** Prompt **
Search the material below for the string "Country" and list each line that holds it.
## Start Stored data
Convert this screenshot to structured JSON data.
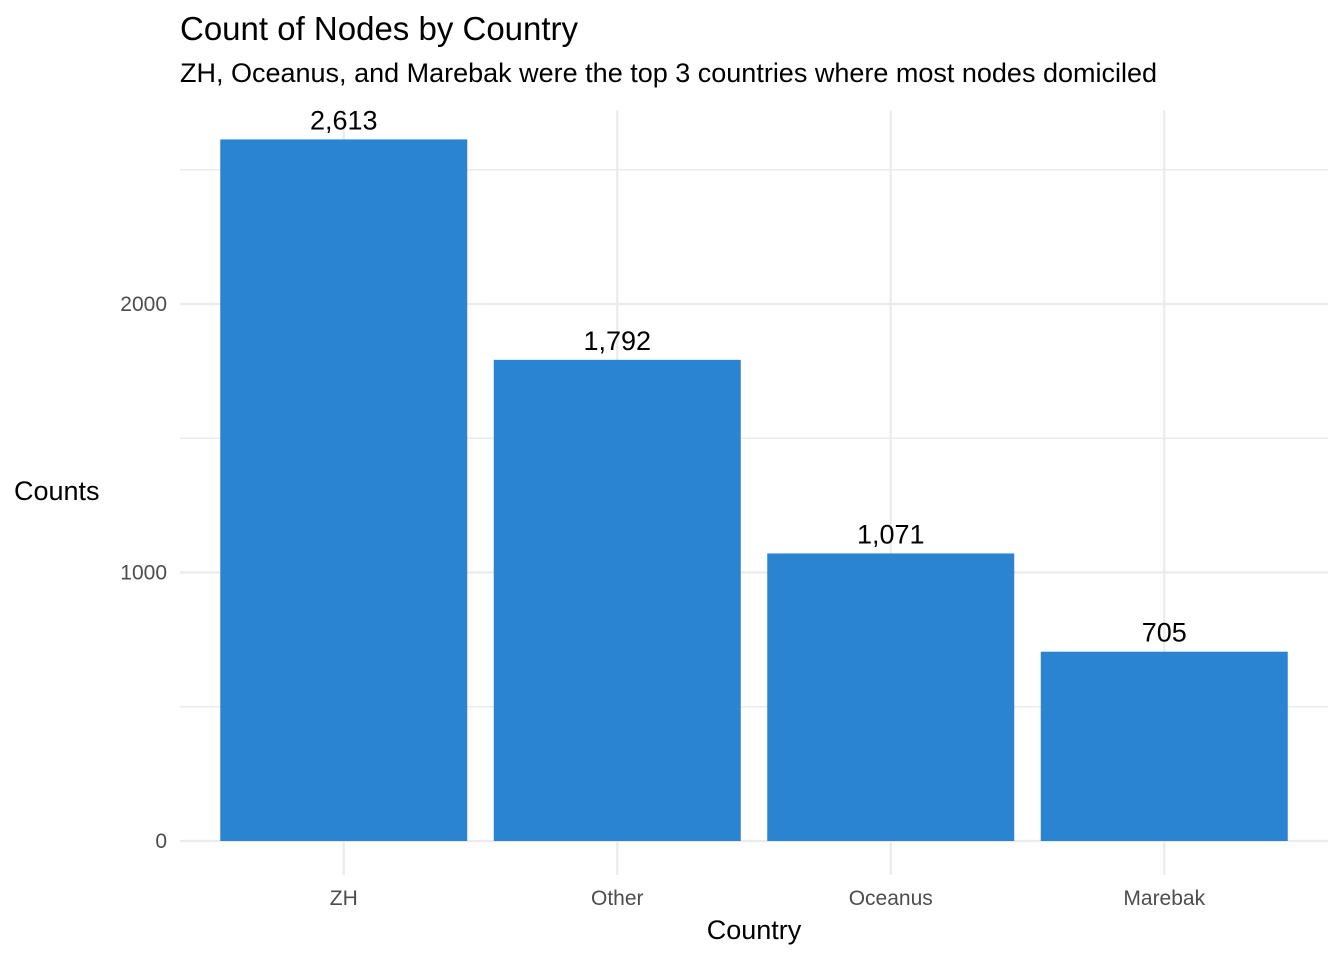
{
  "chart_data": {
    "type": "bar",
    "title": "Count of Nodes by Country",
    "subtitle": "ZH, Oceanus, and Marebak were the top 3 countries where most nodes domiciled",
    "xlabel": "Country",
    "ylabel": "Counts",
    "categories": [
      "ZH",
      "Other",
      "Oceanus",
      "Marebak"
    ],
    "values": [
      2613,
      1792,
      1071,
      705
    ],
    "data_labels": [
      "2,613",
      "1,792",
      "1,071",
      "705"
    ],
    "y_ticks": [
      0,
      1000,
      2000
    ],
    "y_tick_labels": [
      "0",
      "1000",
      "2000"
    ],
    "y_minor_ticks": [
      500,
      1500,
      2500
    ],
    "ylim": [
      0,
      2613
    ],
    "grid": true,
    "legend": "none",
    "bar_color": "#2b84d1",
    "grid_color": "#ebebeb"
  }
}
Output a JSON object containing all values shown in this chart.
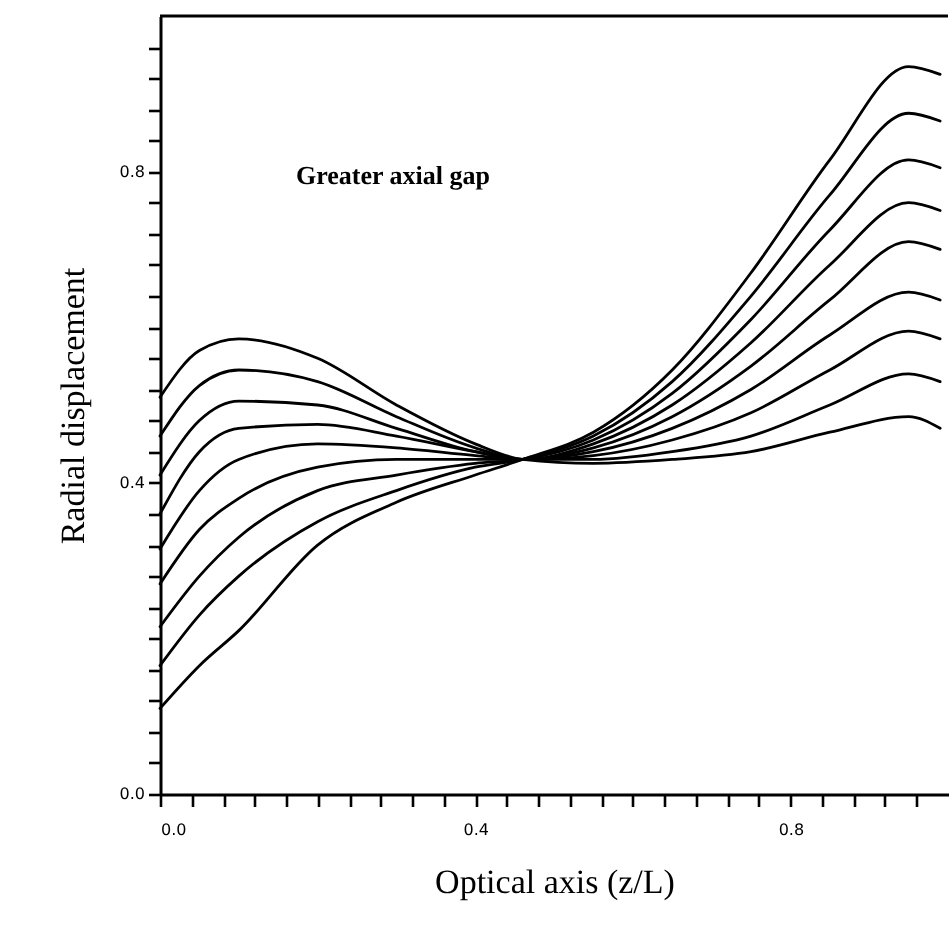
{
  "chart_data": {
    "type": "line",
    "xlabel": "Optical axis (z/L)",
    "ylabel": "Radial displacement",
    "annotations": [
      "Greater axial gap"
    ],
    "x": [
      0,
      0.05,
      0.1,
      0.2,
      0.3,
      0.4,
      0.46,
      0.55,
      0.65,
      0.75,
      0.85,
      0.95,
      0.99
    ],
    "series": [
      {
        "color": "#000000",
        "values": [
          0.51,
          0.57,
          0.585,
          0.56,
          0.5,
          0.45,
          0.43,
          0.425,
          0.43,
          0.44,
          0.465,
          0.485,
          0.47
        ]
      },
      {
        "color": "#000000",
        "values": [
          0.46,
          0.525,
          0.545,
          0.53,
          0.485,
          0.445,
          0.43,
          0.43,
          0.44,
          0.46,
          0.5,
          0.54,
          0.53
        ]
      },
      {
        "color": "#000000",
        "values": [
          0.41,
          0.48,
          0.505,
          0.5,
          0.47,
          0.44,
          0.43,
          0.435,
          0.455,
          0.49,
          0.545,
          0.595,
          0.585
        ]
      },
      {
        "color": "#000000",
        "values": [
          0.36,
          0.44,
          0.47,
          0.475,
          0.46,
          0.44,
          0.43,
          0.44,
          0.47,
          0.52,
          0.59,
          0.645,
          0.635
        ]
      },
      {
        "color": "#000000",
        "values": [
          0.315,
          0.39,
          0.43,
          0.45,
          0.445,
          0.435,
          0.43,
          0.445,
          0.485,
          0.55,
          0.635,
          0.71,
          0.7
        ]
      },
      {
        "color": "#000000",
        "values": [
          0.27,
          0.34,
          0.38,
          0.42,
          0.43,
          0.43,
          0.43,
          0.45,
          0.5,
          0.58,
          0.68,
          0.76,
          0.75
        ]
      },
      {
        "color": "#000000",
        "values": [
          0.215,
          0.28,
          0.33,
          0.39,
          0.41,
          0.425,
          0.43,
          0.455,
          0.515,
          0.61,
          0.725,
          0.815,
          0.805
        ]
      },
      {
        "color": "#000000",
        "values": [
          0.165,
          0.23,
          0.28,
          0.35,
          0.39,
          0.42,
          0.43,
          0.46,
          0.53,
          0.64,
          0.77,
          0.875,
          0.865
        ]
      },
      {
        "color": "#000000",
        "values": [
          0.11,
          0.165,
          0.21,
          0.32,
          0.375,
          0.41,
          0.43,
          0.465,
          0.545,
          0.67,
          0.815,
          0.935,
          0.925
        ]
      }
    ],
    "xlim": [
      0,
      1.0
    ],
    "ylim": [
      0,
      1.0
    ],
    "xticks": [
      {
        "value": 0,
        "label": "0.0"
      },
      {
        "value": 0.04,
        "label": null
      },
      {
        "value": 0.08,
        "label": null
      },
      {
        "value": 0.12,
        "label": null
      },
      {
        "value": 0.16,
        "label": null
      },
      {
        "value": 0.2,
        "label": null
      },
      {
        "value": 0.24,
        "label": null
      },
      {
        "value": 0.28,
        "label": null
      },
      {
        "value": 0.32,
        "label": null
      },
      {
        "value": 0.36,
        "label": null
      },
      0.4,
      {
        "value": 0.44,
        "label": null
      },
      {
        "value": 0.48,
        "label": null
      },
      {
        "value": 0.52,
        "label": null
      },
      {
        "value": 0.56,
        "label": null
      },
      {
        "value": 0.6,
        "label": null
      },
      {
        "value": 0.64,
        "label": null
      },
      {
        "value": 0.68,
        "label": null
      },
      {
        "value": 0.72,
        "label": null
      },
      {
        "value": 0.76,
        "label": null
      },
      0.8,
      {
        "value": 0.84,
        "label": null
      },
      {
        "value": 0.88,
        "label": null
      },
      {
        "value": 0.92,
        "label": null
      },
      {
        "value": 0.96,
        "label": null
      }
    ],
    "yticks": [
      {
        "value": 0,
        "label": "0.0"
      },
      {
        "value": 0.04,
        "label": null
      },
      {
        "value": 0.08,
        "label": null
      },
      {
        "value": 0.12,
        "label": null
      },
      {
        "value": 0.16,
        "label": null
      },
      {
        "value": 0.2,
        "label": null
      },
      {
        "value": 0.24,
        "label": null
      },
      {
        "value": 0.28,
        "label": null
      },
      {
        "value": 0.32,
        "label": null
      },
      {
        "value": 0.36,
        "label": null
      },
      0.4,
      {
        "value": 0.44,
        "label": null
      },
      {
        "value": 0.48,
        "label": null
      },
      {
        "value": 0.52,
        "label": null
      },
      {
        "value": 0.56,
        "label": null
      },
      {
        "value": 0.6,
        "label": null
      },
      {
        "value": 0.64,
        "label": null
      },
      {
        "value": 0.68,
        "label": null
      },
      {
        "value": 0.72,
        "label": null
      },
      {
        "value": 0.76,
        "label": null
      },
      0.8,
      {
        "value": 0.84,
        "label": null
      },
      {
        "value": 0.88,
        "label": null
      },
      {
        "value": 0.92,
        "label": null
      },
      {
        "value": 0.96,
        "label": null
      }
    ]
  }
}
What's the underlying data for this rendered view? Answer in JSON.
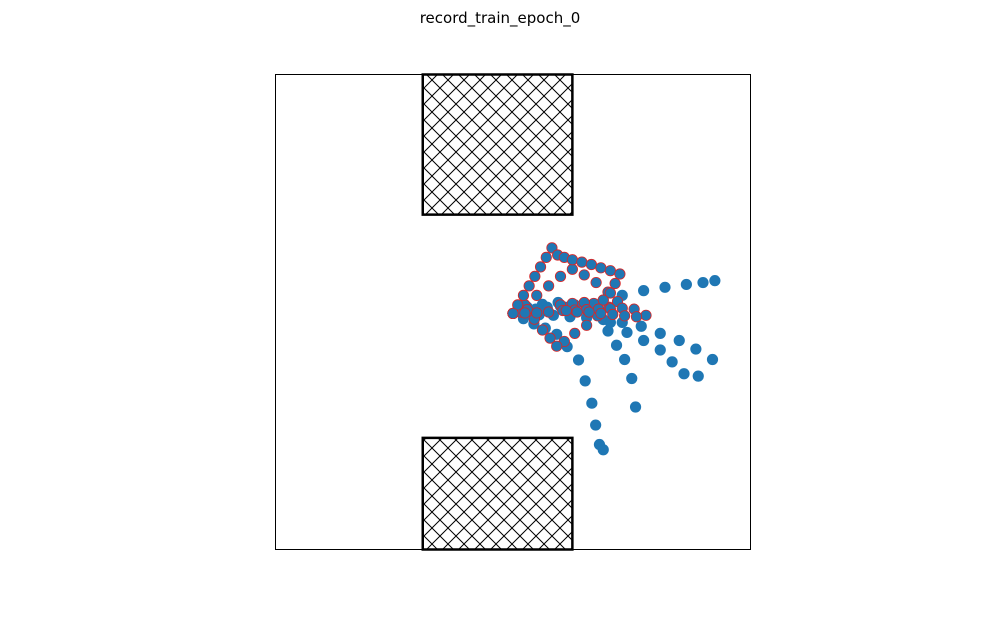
{
  "title": "record_train_epoch_0",
  "chart_data": {
    "type": "scatter",
    "title": "record_train_epoch_0",
    "xlabel": "",
    "ylabel": "",
    "xlim": [
      0,
      10
    ],
    "ylim": [
      0,
      10
    ],
    "axes_visible": false,
    "grid": false,
    "obstacles": [
      {
        "name": "",
        "x": [
          3.1,
          6.25
        ],
        "y": [
          7.05,
          10.0
        ],
        "hatch": "crosshatch"
      },
      {
        "name": "",
        "x": [
          3.1,
          6.25
        ],
        "y": [
          0.0,
          2.35
        ],
        "hatch": "crosshatch"
      }
    ],
    "series": [
      {
        "color": "#1f77b4",
        "edge": "#1f77b4",
        "x": [
          5.0,
          5.22,
          5.44,
          5.68,
          5.92,
          6.14,
          6.38,
          6.52,
          6.66,
          6.74,
          6.82,
          6.9
        ],
        "y": [
          4.97,
          4.86,
          4.75,
          4.66,
          4.53,
          4.27,
          3.99,
          3.55,
          3.08,
          2.62,
          2.21,
          2.1
        ]
      },
      {
        "color": "#1f77b4",
        "edge": "#1f77b4",
        "x": [
          5.0,
          5.22,
          5.48,
          5.72,
          6.0,
          6.3,
          6.58,
          7.0,
          7.18,
          7.35,
          7.5,
          7.58
        ],
        "y": [
          4.97,
          5.02,
          5.06,
          5.1,
          5.12,
          5.06,
          5.0,
          4.6,
          4.3,
          4.0,
          3.6,
          3.0
        ]
      },
      {
        "color": "#1f77b4",
        "edge": "#1f77b4",
        "x": [
          5.0,
          5.25,
          5.55,
          5.85,
          6.2,
          6.55,
          6.9,
          7.3,
          7.7,
          8.1,
          8.5,
          8.85,
          9.2
        ],
        "y": [
          4.97,
          4.96,
          4.94,
          4.93,
          4.9,
          4.88,
          4.84,
          4.78,
          4.7,
          4.55,
          4.4,
          4.22,
          4.0
        ]
      },
      {
        "color": "#1f77b4",
        "edge": "#1f77b4",
        "x": [
          5.0,
          5.3,
          5.62,
          5.95,
          6.3,
          6.7,
          7.05,
          7.4,
          7.75,
          8.1,
          8.35,
          8.6,
          8.9
        ],
        "y": [
          4.97,
          5.1,
          5.16,
          5.2,
          5.15,
          5.0,
          4.78,
          4.57,
          4.4,
          4.2,
          3.95,
          3.7,
          3.65
        ]
      },
      {
        "color": "#1f77b4",
        "edge": "#1f77b4",
        "x": [
          5.0,
          5.35,
          5.72,
          6.1,
          6.5,
          6.9,
          7.3,
          7.75,
          8.2,
          8.65,
          9.0,
          9.25
        ],
        "y": [
          4.97,
          5.02,
          5.07,
          5.1,
          5.18,
          5.25,
          5.35,
          5.45,
          5.52,
          5.58,
          5.62,
          5.66
        ]
      },
      {
        "color": "#1f77b4",
        "edge": "#d62728",
        "x": [
          5.0,
          5.25,
          5.5,
          5.75,
          6.0,
          6.25,
          6.5,
          6.75,
          7.0,
          7.2,
          7.02,
          6.78,
          6.55,
          6.3,
          6.08,
          5.92,
          5.78,
          5.62,
          5.45,
          5.3,
          5.15,
          5.0
        ],
        "y": [
          4.97,
          5.15,
          5.35,
          5.55,
          5.75,
          5.9,
          5.78,
          5.62,
          5.42,
          5.22,
          5.1,
          4.92,
          4.72,
          4.55,
          4.38,
          4.28,
          4.45,
          4.62,
          4.85,
          5.05,
          5.0,
          4.97
        ]
      },
      {
        "color": "#1f77b4",
        "edge": "#d62728",
        "x": [
          5.0,
          5.1,
          5.22,
          5.34,
          5.46,
          5.58,
          5.7,
          5.82,
          5.94,
          6.08,
          6.25,
          6.45,
          6.65,
          6.85,
          7.05,
          7.25,
          7.15,
          7.05,
          6.9,
          6.7,
          6.5,
          6.25,
          6.0,
          5.75,
          5.5,
          5.25,
          5.0
        ],
        "y": [
          4.97,
          5.15,
          5.35,
          5.55,
          5.75,
          5.95,
          6.15,
          6.35,
          6.2,
          6.15,
          6.1,
          6.05,
          6.0,
          5.93,
          5.87,
          5.8,
          5.6,
          5.4,
          5.25,
          5.18,
          5.2,
          5.18,
          5.15,
          5.0,
          4.98,
          4.98,
          4.97
        ]
      },
      {
        "color": "#1f77b4",
        "edge": "#d62728",
        "x": [
          6.05,
          6.3,
          6.55,
          6.8,
          7.05,
          7.3,
          7.55,
          7.8,
          7.6,
          7.35,
          7.1,
          6.85,
          6.6,
          6.35,
          6.12
        ],
        "y": [
          5.03,
          5.04,
          5.05,
          5.06,
          5.07,
          5.08,
          5.06,
          4.93,
          4.9,
          4.92,
          4.95,
          4.97,
          5.0,
          5.0,
          5.03
        ]
      }
    ]
  }
}
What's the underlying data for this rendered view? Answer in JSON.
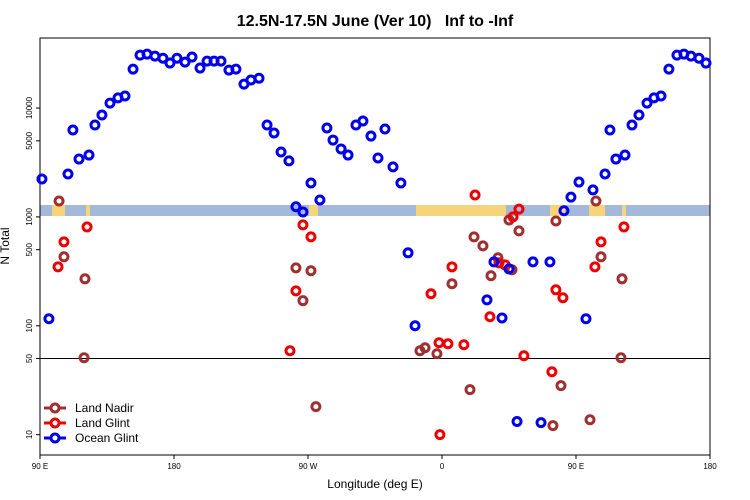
## End Stored data
** Finished answer **
    "title": "Count of Nodes by Country",
    "xlabel": "Country",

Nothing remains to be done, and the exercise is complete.